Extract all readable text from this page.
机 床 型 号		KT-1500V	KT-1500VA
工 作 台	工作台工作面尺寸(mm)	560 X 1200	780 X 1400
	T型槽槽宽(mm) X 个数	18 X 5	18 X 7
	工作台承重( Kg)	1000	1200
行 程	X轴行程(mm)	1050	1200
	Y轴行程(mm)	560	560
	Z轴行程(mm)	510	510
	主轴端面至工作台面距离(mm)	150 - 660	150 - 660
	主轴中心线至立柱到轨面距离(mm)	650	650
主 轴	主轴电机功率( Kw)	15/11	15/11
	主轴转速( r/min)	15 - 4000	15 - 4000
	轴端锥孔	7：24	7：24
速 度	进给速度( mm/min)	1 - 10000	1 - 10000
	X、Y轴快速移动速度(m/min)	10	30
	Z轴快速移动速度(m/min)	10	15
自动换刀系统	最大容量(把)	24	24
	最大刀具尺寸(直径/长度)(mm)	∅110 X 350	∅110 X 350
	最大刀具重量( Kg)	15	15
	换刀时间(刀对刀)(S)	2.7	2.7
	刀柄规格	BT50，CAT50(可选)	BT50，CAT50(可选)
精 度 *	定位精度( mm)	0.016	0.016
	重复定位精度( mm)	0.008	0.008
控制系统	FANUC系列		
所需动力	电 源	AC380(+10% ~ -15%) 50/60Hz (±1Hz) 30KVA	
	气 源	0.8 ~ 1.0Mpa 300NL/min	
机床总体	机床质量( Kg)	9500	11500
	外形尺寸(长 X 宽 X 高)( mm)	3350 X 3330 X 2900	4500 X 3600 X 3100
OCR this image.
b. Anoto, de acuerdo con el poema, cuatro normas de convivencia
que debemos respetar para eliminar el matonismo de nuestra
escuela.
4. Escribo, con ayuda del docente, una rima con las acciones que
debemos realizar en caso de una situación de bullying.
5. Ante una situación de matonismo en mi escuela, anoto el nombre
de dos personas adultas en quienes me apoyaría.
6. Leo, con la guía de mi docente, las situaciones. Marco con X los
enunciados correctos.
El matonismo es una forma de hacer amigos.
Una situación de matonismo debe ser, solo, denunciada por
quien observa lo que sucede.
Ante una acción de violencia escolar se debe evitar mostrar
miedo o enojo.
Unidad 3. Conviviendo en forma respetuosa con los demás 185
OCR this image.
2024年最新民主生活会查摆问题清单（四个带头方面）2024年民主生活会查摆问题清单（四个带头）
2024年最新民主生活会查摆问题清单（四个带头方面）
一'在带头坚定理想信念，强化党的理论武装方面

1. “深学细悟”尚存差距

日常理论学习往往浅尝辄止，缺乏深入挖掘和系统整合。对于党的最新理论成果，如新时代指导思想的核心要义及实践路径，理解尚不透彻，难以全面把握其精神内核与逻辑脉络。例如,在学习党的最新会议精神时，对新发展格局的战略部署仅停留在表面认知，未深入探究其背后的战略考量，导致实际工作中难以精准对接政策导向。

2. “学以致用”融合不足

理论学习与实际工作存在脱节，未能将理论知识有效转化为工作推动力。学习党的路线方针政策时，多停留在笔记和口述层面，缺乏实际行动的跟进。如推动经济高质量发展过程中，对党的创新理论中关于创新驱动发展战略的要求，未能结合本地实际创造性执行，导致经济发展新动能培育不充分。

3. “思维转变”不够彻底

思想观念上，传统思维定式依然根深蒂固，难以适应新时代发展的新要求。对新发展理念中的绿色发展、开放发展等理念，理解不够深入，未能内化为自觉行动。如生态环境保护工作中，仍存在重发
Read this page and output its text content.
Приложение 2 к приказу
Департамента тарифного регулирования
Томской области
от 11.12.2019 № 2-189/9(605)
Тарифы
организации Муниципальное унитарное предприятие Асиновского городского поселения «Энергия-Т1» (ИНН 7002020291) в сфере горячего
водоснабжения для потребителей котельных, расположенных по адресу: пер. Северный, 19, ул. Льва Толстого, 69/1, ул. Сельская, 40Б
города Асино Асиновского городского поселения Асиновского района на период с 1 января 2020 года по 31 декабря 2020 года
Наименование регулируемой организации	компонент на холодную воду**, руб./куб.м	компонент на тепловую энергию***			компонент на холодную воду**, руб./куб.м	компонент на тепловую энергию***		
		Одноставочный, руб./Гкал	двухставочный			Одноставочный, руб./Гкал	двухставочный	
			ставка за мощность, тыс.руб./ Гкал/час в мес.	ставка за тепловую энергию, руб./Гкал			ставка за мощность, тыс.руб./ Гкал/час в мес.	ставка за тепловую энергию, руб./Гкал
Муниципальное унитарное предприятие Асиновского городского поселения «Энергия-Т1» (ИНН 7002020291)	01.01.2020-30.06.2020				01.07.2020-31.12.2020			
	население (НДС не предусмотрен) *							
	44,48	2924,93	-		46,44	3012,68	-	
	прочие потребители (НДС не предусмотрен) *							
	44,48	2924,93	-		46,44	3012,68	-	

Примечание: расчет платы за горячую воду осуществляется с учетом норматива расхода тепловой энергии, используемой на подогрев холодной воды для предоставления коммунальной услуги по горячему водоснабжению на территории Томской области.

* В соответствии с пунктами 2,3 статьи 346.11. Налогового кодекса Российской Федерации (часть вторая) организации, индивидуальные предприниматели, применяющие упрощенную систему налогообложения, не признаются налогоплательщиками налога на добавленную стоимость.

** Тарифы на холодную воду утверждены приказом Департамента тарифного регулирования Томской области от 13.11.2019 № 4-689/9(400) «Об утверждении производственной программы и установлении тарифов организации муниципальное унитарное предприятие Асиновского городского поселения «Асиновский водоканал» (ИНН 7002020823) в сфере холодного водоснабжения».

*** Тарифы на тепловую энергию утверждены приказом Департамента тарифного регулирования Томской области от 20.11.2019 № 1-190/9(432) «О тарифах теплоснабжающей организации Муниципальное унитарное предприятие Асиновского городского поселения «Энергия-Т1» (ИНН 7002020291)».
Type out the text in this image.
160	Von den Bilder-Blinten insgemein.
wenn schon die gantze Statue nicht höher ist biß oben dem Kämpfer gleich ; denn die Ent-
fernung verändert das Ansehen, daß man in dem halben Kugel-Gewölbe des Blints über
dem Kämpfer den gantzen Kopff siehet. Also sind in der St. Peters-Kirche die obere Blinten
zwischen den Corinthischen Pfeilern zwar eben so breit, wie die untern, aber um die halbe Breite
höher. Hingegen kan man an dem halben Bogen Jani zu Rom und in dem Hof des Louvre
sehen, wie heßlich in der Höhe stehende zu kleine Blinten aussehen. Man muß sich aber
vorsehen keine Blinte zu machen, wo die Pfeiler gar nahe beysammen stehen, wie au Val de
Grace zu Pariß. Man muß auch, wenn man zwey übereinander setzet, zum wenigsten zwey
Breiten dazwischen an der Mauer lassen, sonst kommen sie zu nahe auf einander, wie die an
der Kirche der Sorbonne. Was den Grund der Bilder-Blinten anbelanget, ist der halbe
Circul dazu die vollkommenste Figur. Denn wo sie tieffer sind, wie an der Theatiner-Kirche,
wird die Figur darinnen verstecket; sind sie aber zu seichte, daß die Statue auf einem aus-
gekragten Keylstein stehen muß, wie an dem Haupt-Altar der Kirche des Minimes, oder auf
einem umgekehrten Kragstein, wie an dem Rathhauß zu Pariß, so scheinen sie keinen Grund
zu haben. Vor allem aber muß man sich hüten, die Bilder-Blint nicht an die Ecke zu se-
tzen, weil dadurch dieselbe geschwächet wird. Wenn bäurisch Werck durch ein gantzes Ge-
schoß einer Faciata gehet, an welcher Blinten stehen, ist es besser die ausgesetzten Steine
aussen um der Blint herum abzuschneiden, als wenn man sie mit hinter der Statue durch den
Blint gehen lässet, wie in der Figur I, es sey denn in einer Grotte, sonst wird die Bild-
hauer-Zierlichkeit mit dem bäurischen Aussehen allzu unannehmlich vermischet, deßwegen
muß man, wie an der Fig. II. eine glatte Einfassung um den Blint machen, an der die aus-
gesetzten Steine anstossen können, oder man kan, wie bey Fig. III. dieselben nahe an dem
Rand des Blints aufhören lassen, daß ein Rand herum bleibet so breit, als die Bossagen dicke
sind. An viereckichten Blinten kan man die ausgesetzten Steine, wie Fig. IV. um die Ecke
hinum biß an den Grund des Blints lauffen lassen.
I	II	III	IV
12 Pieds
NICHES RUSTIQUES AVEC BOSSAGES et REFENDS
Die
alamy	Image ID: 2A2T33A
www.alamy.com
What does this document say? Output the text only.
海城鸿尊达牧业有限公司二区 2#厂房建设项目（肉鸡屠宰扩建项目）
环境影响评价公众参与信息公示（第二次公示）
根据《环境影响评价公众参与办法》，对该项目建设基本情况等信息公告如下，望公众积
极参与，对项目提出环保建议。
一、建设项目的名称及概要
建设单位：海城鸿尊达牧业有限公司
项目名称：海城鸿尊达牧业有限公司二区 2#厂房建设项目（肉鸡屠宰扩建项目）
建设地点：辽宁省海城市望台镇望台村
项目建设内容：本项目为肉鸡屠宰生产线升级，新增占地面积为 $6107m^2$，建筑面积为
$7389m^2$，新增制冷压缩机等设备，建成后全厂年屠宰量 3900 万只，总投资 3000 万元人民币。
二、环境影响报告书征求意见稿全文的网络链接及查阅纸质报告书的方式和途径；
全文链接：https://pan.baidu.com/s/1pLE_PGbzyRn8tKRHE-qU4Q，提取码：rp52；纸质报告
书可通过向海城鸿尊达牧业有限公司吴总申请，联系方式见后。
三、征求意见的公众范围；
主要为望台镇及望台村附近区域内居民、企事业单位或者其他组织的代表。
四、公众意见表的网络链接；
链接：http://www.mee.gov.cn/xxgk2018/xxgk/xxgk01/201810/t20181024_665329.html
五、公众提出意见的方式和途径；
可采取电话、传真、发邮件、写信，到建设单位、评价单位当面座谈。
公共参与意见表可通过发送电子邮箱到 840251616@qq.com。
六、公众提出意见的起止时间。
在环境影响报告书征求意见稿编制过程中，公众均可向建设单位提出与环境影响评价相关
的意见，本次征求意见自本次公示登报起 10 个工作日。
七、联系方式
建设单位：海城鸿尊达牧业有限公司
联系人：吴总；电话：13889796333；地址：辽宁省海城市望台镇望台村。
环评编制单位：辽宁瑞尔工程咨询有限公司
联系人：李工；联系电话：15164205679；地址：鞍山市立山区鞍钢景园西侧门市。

▶ Short exercise
Going through the entries above, tally each line that has the word "sonst". Answer with the number only.

▶ Written response
2